══ Material for this task ══

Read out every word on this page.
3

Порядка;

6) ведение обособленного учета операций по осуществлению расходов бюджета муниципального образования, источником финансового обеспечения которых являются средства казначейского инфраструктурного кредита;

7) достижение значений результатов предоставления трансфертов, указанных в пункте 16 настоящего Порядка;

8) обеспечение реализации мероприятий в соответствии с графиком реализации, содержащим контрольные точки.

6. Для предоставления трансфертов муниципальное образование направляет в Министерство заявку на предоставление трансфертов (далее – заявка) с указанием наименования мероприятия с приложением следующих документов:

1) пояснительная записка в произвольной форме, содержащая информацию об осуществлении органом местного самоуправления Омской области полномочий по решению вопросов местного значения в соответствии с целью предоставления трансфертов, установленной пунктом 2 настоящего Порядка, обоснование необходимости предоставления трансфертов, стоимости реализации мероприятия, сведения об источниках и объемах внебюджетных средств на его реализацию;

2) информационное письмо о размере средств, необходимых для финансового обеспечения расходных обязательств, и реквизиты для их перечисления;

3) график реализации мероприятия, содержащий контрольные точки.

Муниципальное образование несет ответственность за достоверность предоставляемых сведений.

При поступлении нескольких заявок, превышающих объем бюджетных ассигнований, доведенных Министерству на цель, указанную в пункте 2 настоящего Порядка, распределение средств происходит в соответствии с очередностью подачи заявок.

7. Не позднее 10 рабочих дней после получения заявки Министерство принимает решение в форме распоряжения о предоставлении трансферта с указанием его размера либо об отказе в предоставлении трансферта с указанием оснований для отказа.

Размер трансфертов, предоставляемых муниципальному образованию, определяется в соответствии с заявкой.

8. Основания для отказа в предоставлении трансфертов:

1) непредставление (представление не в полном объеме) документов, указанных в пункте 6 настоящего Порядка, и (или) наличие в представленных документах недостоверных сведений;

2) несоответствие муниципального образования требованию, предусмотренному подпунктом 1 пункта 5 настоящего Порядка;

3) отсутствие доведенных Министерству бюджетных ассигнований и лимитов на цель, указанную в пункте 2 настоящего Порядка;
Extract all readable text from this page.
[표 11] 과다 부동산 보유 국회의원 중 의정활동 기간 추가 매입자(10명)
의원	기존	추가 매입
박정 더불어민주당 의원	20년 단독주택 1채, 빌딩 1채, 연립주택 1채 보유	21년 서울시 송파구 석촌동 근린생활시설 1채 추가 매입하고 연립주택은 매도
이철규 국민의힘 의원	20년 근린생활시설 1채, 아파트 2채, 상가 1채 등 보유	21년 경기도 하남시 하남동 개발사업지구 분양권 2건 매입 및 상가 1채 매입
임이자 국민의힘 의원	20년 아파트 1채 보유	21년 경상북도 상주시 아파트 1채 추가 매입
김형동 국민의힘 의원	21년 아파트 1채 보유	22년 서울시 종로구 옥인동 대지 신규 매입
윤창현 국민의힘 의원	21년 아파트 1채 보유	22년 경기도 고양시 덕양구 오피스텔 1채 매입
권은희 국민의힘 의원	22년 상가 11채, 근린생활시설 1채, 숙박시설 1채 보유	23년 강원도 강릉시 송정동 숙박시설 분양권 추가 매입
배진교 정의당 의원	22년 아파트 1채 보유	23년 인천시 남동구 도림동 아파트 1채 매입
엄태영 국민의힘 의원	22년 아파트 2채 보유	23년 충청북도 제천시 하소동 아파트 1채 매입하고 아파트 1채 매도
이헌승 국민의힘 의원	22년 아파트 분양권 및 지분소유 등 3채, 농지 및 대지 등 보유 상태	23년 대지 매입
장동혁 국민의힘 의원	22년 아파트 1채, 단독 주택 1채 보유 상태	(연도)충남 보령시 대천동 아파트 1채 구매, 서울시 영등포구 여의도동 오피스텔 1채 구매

═══

* _Short exercise_: Read the entries and pick out all lines that include the word "указанных".

* _Solution for this task_:
7) достижение значений результатов предоставления трансфертов, указанных в пункте 16 настоящего Порядка;
1) непредставление (представление не в полном объеме) документов, указанных в пункте 6 настоящего Порядка, и (или) наличие в представленных документах недостоверных сведений;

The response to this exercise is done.